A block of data
○ ○ ○ ○

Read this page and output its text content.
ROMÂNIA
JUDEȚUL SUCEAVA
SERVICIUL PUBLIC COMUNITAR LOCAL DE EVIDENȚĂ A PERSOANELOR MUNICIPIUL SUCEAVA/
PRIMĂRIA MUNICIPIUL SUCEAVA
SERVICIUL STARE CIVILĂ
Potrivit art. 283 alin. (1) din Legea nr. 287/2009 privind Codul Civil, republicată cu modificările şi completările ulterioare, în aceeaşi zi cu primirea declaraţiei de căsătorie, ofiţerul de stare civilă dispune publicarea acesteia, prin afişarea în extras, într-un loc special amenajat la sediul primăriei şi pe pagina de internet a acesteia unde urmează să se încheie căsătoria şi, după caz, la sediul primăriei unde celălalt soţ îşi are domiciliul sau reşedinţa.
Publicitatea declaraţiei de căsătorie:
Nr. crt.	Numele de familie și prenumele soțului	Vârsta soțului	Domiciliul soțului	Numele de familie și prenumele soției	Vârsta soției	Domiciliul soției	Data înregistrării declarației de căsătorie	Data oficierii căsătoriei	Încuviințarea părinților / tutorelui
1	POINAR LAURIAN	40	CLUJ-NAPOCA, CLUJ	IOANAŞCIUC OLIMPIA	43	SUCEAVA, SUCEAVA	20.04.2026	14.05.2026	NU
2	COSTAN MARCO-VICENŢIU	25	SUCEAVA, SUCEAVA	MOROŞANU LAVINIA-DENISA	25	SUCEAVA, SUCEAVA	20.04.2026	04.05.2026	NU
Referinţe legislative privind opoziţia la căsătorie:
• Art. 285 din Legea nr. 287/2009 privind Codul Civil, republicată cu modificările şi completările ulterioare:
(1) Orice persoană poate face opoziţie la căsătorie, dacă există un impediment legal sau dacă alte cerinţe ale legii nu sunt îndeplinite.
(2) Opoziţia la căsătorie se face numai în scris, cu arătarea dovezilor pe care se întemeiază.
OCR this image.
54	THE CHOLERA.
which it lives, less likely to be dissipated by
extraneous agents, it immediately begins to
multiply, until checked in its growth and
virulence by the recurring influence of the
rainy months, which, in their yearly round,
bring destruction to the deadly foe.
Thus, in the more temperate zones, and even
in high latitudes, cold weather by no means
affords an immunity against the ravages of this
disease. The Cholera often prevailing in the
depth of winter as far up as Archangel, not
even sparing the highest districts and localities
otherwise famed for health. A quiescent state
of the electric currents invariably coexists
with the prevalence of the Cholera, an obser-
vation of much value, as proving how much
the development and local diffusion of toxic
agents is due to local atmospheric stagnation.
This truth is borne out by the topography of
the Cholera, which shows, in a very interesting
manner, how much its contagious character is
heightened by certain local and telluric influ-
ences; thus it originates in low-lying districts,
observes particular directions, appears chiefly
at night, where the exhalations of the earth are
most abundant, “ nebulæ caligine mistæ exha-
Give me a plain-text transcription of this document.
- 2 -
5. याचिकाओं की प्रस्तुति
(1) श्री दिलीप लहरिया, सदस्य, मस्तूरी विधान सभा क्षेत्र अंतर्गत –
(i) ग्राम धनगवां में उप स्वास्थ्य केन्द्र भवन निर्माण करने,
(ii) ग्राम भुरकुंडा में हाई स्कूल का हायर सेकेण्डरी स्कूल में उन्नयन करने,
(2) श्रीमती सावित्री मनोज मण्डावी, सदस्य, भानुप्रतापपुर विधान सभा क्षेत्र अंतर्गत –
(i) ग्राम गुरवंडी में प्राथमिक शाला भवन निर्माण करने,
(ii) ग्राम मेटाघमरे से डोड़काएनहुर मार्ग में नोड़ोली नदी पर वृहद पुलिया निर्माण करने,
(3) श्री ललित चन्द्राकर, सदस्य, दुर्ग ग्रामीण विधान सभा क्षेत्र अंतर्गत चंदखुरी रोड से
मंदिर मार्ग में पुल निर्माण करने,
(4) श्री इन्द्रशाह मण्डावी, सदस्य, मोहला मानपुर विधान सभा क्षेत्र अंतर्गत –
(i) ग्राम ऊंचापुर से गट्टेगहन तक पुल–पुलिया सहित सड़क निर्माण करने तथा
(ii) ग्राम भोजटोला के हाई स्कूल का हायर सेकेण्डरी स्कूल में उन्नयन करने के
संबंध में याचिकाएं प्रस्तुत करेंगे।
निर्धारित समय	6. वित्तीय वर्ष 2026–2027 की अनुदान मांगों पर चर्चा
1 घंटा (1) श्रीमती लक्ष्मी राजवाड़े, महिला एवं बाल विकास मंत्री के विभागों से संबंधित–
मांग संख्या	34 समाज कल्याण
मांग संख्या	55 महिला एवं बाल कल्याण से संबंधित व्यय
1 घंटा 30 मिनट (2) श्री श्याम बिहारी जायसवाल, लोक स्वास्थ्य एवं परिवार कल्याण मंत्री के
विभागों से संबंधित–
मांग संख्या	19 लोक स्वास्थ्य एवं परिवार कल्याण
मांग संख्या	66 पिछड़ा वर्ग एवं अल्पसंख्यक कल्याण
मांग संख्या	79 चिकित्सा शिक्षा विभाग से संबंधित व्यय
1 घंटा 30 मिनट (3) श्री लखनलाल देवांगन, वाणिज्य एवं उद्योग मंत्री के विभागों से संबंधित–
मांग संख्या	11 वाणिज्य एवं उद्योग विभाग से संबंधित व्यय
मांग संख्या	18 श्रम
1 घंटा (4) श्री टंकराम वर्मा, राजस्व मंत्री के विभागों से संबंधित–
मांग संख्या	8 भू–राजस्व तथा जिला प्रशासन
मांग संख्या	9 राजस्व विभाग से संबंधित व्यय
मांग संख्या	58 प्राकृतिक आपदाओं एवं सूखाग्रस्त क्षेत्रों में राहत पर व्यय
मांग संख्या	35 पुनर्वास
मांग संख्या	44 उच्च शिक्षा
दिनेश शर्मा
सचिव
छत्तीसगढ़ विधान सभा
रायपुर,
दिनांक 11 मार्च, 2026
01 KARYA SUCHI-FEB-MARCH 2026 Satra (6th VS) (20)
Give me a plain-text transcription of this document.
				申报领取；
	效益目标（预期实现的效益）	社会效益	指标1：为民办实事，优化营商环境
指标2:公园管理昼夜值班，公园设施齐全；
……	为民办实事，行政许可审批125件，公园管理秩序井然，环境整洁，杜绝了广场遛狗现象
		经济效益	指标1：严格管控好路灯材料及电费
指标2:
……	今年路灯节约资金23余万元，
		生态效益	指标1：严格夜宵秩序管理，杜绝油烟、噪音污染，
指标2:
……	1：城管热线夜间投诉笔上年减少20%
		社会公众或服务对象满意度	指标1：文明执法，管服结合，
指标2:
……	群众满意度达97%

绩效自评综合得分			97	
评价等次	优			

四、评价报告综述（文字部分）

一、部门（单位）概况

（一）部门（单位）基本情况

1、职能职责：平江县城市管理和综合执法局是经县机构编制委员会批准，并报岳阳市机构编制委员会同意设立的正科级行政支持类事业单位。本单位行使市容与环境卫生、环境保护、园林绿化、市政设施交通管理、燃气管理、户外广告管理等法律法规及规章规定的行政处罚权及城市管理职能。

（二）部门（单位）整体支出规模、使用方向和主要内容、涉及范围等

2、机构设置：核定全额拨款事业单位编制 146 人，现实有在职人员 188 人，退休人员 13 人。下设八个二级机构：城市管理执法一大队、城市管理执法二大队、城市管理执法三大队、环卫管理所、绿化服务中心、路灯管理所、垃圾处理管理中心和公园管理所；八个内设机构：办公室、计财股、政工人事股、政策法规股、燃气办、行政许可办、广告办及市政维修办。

○ ○ ○ ○

JOB:
Return the listing above word for word.

SOLUTION TO THE EXERCISE:
Read this page and output its text content.
ROMÂNIA
JUDEȚUL SUCEAVA
SERVICIUL PUBLIC COMUNITAR LOCAL DE EVIDENȚĂ A PERSOANELOR MUNICIPIUL SUCEAVA/
PRIMĂRIA MUNICIPIUL SUCEAVA
SERVICIUL STARE CIVILĂ
Potrivit art. 283 alin. (1) din Legea nr. 287/2009 privind Codul Civil, republicată cu modificările şi completările ulterioare, în aceeaşi zi cu primirea declaraţiei de căsătorie, ofiţerul de stare civilă dispune publicarea acesteia, prin afişarea în extras, într-un loc special amenajat la sediul primăriei şi pe pagina de internet a acesteia unde urmează să se încheie căsătoria şi, după caz, la sediul primăriei unde celălalt soţ îşi are domiciliul sau reşedinţa.
Publicitatea declaraţiei de căsătorie:
Nr. crt.	Numele de familie și prenumele soțului	Vârsta soțului	Domiciliul soțului	Numele de familie și prenumele soției	Vârsta soției	Domiciliul soției	Data înregistrării declarației de căsătorie	Data oficierii căsătoriei	Încuviințarea părinților / tutorelui
1	POINAR LAURIAN	40	CLUJ-NAPOCA, CLUJ	IOANAŞCIUC OLIMPIA	43	SUCEAVA, SUCEAVA	20.04.2026	14.05.2026	NU
2	COSTAN MARCO-VICENŢIU	25	SUCEAVA, SUCEAVA	MOROŞANU LAVINIA-DENISA	25	SUCEAVA, SUCEAVA	20.04.2026	04.05.2026	NU
Referinţe legislative privind opoziţia la căsătorie:
• Art. 285 din Legea nr. 287/2009 privind Codul Civil, republicată cu modificările şi completările ulterioare:
(1) Orice persoană poate face opoziţie la căsătorie, dacă există un impediment legal sau dacă alte cerinţe ale legii nu sunt îndeplinite.
(2) Opoziţia la căsătorie se face numai în scris, cu arătarea dovezilor pe care se întemeiază.
OCR this image.
54	THE CHOLERA.
which it lives, less likely to be dissipated by
extraneous agents, it immediately begins to
multiply, until checked in its growth and
virulence by the recurring influence of the
rainy months, which, in their yearly round,
bring destruction to the deadly foe.
Thus, in the more temperate zones, and even
in high latitudes, cold weather by no means
affords an immunity against the ravages of this
disease. The Cholera often prevailing in the
depth of winter as far up as Archangel, not
even sparing the highest districts and localities
otherwise famed for health. A quiescent state
of the electric currents invariably coexists
with the prevalence of the Cholera, an obser-
vation of much value, as proving how much
the development and local diffusion of toxic
agents is due to local atmospheric stagnation.
This truth is borne out by the topography of
the Cholera, which shows, in a very interesting
manner, how much its contagious character is
heightened by certain local and telluric influ-
ences; thus it originates in low-lying districts,
observes particular directions, appears chiefly
at night, where the exhalations of the earth are
most abundant, “ nebulæ caligine mistæ exha-
Give me a plain-text transcription of this document.
- 2 -
5. याचिकाओं की प्रस्तुति
(1) श्री दिलीप लहरिया, सदस्य, मस्तूरी विधान सभा क्षेत्र अंतर्गत –
(i) ग्राम धनगवां में उप स्वास्थ्य केन्द्र भवन निर्माण करने,
(ii) ग्राम भुरकुंडा में हाई स्कूल का हायर सेकेण्डरी स्कूल में उन्नयन करने,
(2) श्रीमती सावित्री मनोज मण्डावी, सदस्य, भानुप्रतापपुर विधान सभा क्षेत्र अंतर्गत –
(i) ग्राम गुरवंडी में प्राथमिक शाला भवन निर्माण करने,
(ii) ग्राम मेटाघमरे से डोड़काएनहुर मार्ग में नोड़ोली नदी पर वृहद पुलिया निर्माण करने,
(3) श्री ललित चन्द्राकर, सदस्य, दुर्ग ग्रामीण विधान सभा क्षेत्र अंतर्गत चंदखुरी रोड से
मंदिर मार्ग में पुल निर्माण करने,
(4) श्री इन्द्रशाह मण्डावी, सदस्य, मोहला मानपुर विधान सभा क्षेत्र अंतर्गत –
(i) ग्राम ऊंचापुर से गट्टेगहन तक पुल–पुलिया सहित सड़क निर्माण करने तथा
(ii) ग्राम भोजटोला के हाई स्कूल का हायर सेकेण्डरी स्कूल में उन्नयन करने के
संबंध में याचिकाएं प्रस्तुत करेंगे।
निर्धारित समय	6. वित्तीय वर्ष 2026–2027 की अनुदान मांगों पर चर्चा
1 घंटा (1) श्रीमती लक्ष्मी राजवाड़े, महिला एवं बाल विकास मंत्री के विभागों से संबंधित–
मांग संख्या	34 समाज कल्याण
मांग संख्या	55 महिला एवं बाल कल्याण से संबंधित व्यय
1 घंटा 30 मिनट (2) श्री श्याम बिहारी जायसवाल, लोक स्वास्थ्य एवं परिवार कल्याण मंत्री के
विभागों से संबंधित–
मांग संख्या	19 लोक स्वास्थ्य एवं परिवार कल्याण
मांग संख्या	66 पिछड़ा वर्ग एवं अल्पसंख्यक कल्याण
मांग संख्या	79 चिकित्सा शिक्षा विभाग से संबंधित व्यय
1 घंटा 30 मिनट (3) श्री लखनलाल देवांगन, वाणिज्य एवं उद्योग मंत्री के विभागों से संबंधित–
मांग संख्या	11 वाणिज्य एवं उद्योग विभाग से संबंधित व्यय
मांग संख्या	18 श्रम
1 घंटा (4) श्री टंकराम वर्मा, राजस्व मंत्री के विभागों से संबंधित–
मांग संख्या	8 भू–राजस्व तथा जिला प्रशासन
मांग संख्या	9 राजस्व विभाग से संबंधित व्यय
मांग संख्या	58 प्राकृतिक आपदाओं एवं सूखाग्रस्त क्षेत्रों में राहत पर व्यय
मांग संख्या	35 पुनर्वास
मांग संख्या	44 उच्च शिक्षा
दिनेश शर्मा
सचिव
छत्तीसगढ़ विधान सभा
रायपुर,
दिनांक 11 मार्च, 2026
01 KARYA SUCHI-FEB-MARCH 2026 Satra (6th VS) (20)
Give me a plain-text transcription of this document.
				申报领取；
	效益目标（预期实现的效益）	社会效益	指标1：为民办实事，优化营商环境
指标2:公园管理昼夜值班，公园设施齐全；
……	为民办实事，行政许可审批125件，公园管理秩序井然，环境整洁，杜绝了广场遛狗现象
		经济效益	指标1：严格管控好路灯材料及电费
指标2:
……	今年路灯节约资金23余万元，
		生态效益	指标1：严格夜宵秩序管理，杜绝油烟、噪音污染，
指标2:
……	1：城管热线夜间投诉笔上年减少20%
		社会公众或服务对象满意度	指标1：文明执法，管服结合，
指标2:
……	群众满意度达97%

绩效自评综合得分			97	
评价等次	优			

四、评价报告综述（文字部分）

一、部门（单位）概况

（一）部门（单位）基本情况

1、职能职责：平江县城市管理和综合执法局是经县机构编制委员会批准，并报岳阳市机构编制委员会同意设立的正科级行政支持类事业单位。本单位行使市容与环境卫生、环境保护、园林绿化、市政设施交通管理、燃气管理、户外广告管理等法律法规及规章规定的行政处罚权及城市管理职能。

（二）部门（单位）整体支出规模、使用方向和主要内容、涉及范围等

2、机构设置：核定全额拨款事业单位编制 146 人，现实有在职人员 188 人，退休人员 13 人。下设八个二级机构：城市管理执法一大队、城市管理执法二大队、城市管理执法三大队、环卫管理所、绿化服务中心、路灯管理所、垃圾处理管理中心和公园管理所；八个内设机构：办公室、计财股、政工人事股、政策法规股、燃气办、行政许可办、广告办及市政维修办。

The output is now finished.